**BRANO SCELTO**
Il Paese è stato visitato dal cantante Justin Bieber. Prima di lui, vi ha fatto tappa la celebrità hollywoodiana Angelina Jolie e vi è stato perfino girato un film di James Bond. In questo momento, sul posto c’è una coppia di cinesi: Zhongda He e Nannan Li, intenti ad osservare il lago glaciale Jökulsárlón. I due innamorati vengono da Pechino e Shanghai. Solcano le acque gelide a bordo di un veicolo anfibio.
In compagnia di altri turisti, attraversano il bacino passando accanto ad iceberg di un metro di altezza staccatisi qualche giorno fa dall’immenso ghiacciaio che si sgretola all’orizzonte, il Vatnajökull. Li fissa il mastodonte di ghiaccio con il suo binocolo. Resta immobile. Poi, con un filo di voce, mormora: «È fantastico».
Questa coppia rappresenta il prototipo del turista che si reca in Islanda. L’entusiasmo per l’osservazione dei gayser, delle cascate e dei ghiacciai è come una calamita per chi visita l’isola, rivolta verso il Grande Nord: l’Islanda racchiude in sé la promessa di una natura incontaminata.
Un’eruzione vulcanica «pubblicitaria»
La popolarità dell’Islanda tra i turisti è cresciuta esponenzialmente negli ultimi anni. Un evento, in particolare, ha inciso fortemente: la drammatica eruzione del vulcano situato sul ghiacciaio Eyjafjallajökull, nel 2010, con la conseguente fuoriuscita di una gigantesca nuvola di cenere. In un primo momento, questo fenomeno ha generato inquietudine. Per alcune settimane, ha paralizzato il traffico aereo internazionale e reso celebre l’isola, ben al di là delle frontiere della Scandinavia.
In seguito, il numero di turisti è letteralmente esploso: nel 2010, sono state circa 489mila persone ad atterrare in Islanda. Nel 2018, il totale è cresciuto a 2,34 milioni, con un aumento del 500% in soli otto anni.
Tale quantitativo di visitatori è pari a più del sestuplo della popolazione totale dell’isola, nella quale vivono circa 350mila persone: meno degli abitanti della sola città di Zurigo, dove risiedono 431mila persone.
Troppo turismo uccide il turismo
Gudny Valberg fa parte di coloro che sono riusciti a trarre dei vantaggi da tale ondata. Una foto della fattoria che gestisce assieme al marito Ólafur Eggertsson è finita sulle prime pagine dei giornali di tutto il mondo quando il vulcano Eyjafjallajökull ha sputato le sue ceneri proprio dietro all’edificio.

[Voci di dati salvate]
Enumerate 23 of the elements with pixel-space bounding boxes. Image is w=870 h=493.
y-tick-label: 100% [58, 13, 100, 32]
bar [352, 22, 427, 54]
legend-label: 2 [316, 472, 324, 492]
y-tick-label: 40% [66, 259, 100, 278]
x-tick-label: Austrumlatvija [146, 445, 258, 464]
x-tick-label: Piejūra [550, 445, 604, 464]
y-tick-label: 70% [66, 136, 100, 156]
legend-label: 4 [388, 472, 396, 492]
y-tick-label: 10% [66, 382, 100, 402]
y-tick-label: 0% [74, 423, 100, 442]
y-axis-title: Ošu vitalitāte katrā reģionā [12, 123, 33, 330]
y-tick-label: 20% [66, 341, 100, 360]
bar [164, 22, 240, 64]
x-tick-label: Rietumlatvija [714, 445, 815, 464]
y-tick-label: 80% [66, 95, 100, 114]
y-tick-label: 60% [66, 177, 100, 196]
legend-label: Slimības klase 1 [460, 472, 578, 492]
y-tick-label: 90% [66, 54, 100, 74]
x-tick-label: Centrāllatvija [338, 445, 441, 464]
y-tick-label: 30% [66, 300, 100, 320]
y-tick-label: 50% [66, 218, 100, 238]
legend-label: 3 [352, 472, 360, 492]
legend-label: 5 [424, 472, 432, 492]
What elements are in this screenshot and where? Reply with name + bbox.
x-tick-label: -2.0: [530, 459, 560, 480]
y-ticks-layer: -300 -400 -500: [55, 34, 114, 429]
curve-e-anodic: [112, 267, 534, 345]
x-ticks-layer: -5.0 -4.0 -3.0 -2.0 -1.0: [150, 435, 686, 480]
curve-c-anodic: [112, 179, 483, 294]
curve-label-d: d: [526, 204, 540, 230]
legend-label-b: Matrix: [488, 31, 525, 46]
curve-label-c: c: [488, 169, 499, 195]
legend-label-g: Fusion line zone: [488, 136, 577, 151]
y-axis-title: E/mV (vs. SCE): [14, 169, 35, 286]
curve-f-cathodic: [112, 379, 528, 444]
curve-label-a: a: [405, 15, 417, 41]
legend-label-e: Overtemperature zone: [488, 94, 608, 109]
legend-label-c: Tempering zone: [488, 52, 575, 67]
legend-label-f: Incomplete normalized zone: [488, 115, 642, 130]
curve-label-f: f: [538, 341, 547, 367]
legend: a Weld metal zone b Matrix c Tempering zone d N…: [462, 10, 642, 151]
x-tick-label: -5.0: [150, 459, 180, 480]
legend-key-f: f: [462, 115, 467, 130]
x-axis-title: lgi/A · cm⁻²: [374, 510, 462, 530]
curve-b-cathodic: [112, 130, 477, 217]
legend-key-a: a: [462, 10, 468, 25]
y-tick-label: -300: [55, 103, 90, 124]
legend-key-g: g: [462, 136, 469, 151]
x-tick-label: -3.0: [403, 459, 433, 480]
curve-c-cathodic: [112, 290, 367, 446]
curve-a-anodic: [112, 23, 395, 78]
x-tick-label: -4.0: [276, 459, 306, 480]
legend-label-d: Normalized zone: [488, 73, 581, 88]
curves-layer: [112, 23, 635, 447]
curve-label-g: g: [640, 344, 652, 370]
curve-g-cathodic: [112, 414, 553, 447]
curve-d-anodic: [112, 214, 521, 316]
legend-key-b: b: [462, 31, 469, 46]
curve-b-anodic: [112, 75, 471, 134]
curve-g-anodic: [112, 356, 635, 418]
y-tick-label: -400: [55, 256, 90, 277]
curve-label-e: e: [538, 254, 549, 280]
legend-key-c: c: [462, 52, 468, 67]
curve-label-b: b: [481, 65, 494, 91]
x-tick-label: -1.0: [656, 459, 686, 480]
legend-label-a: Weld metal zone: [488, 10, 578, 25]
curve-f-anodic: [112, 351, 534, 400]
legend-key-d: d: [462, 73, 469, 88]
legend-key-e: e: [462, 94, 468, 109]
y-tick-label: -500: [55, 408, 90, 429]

**ESERCIZIO ASSEGNATO 1**
Riscrivi la parte del brano sul turismo in Islanda che comincia con "Questa coppia rappresenta" e termina con "frontiere della Scandinavia.", mettendo "fumo" al posto di "cenere".
**ESERCIZIO ASSEGNATO 2**
Trascrivi come lista JSON di stringhe, una per riga e tralasciando le righe vuote, le righe dell'elenco dalla prima fino a quella che contiene "legend-label: 4 [388, 472, 396, 492]", inclusa.

**SOLUZIONE 1**
Questa coppia rappresenta il prototipo del turista che si reca in Islanda. L’entusiasmo per l’osservazione dei gayser, delle cascate e dei ghiacciai è come una calamita per chi visita l’isola, rivolta verso il Grande Nord: l’Islanda racchiude in sé la promessa di una natura incontaminata.
Un’eruzione vulcanica «pubblicitaria»
La popolarità dell’Islanda tra i turisti è cresciuta esponenzialmente negli ultimi anni. Un evento, in particolare, ha inciso fortemente: la drammatica eruzione del vulcano situato sul ghiacciaio Eyjafjallajökull, nel 2010, con la conseguente fuoriuscita di una gigantesca nuvola di fumo. In un primo momento, questo fenomeno ha generato inquietudine. Per alcune settimane, ha paralizzato il traffico aereo internazionale e reso celebre l’isola, ben al di là delle frontiere della Scandinavia.

**SOLUZIONE 2**
[
  "Enumerate 23 of the elements with pixel-space bounding boxes. Image is w=870 h=493.",
  "y-tick-label: 100% [58, 13, 100, 32]",
  "bar [352, 22, 427, 54]",
  "legend-label: 2 [316, 472, 324, 492]",
  "y-tick-label: 40% [66, 259, 100, 278]",
  "x-tick-label: Austrumlatvija [146, 445, 258, 464]",
  "x-tick-label: Piejūra [550, 445, 604, 464]",
  "y-tick-label: 70% [66, 136, 100, 156]",
  "legend-label: 4 [388, 472, 396, 492]"
]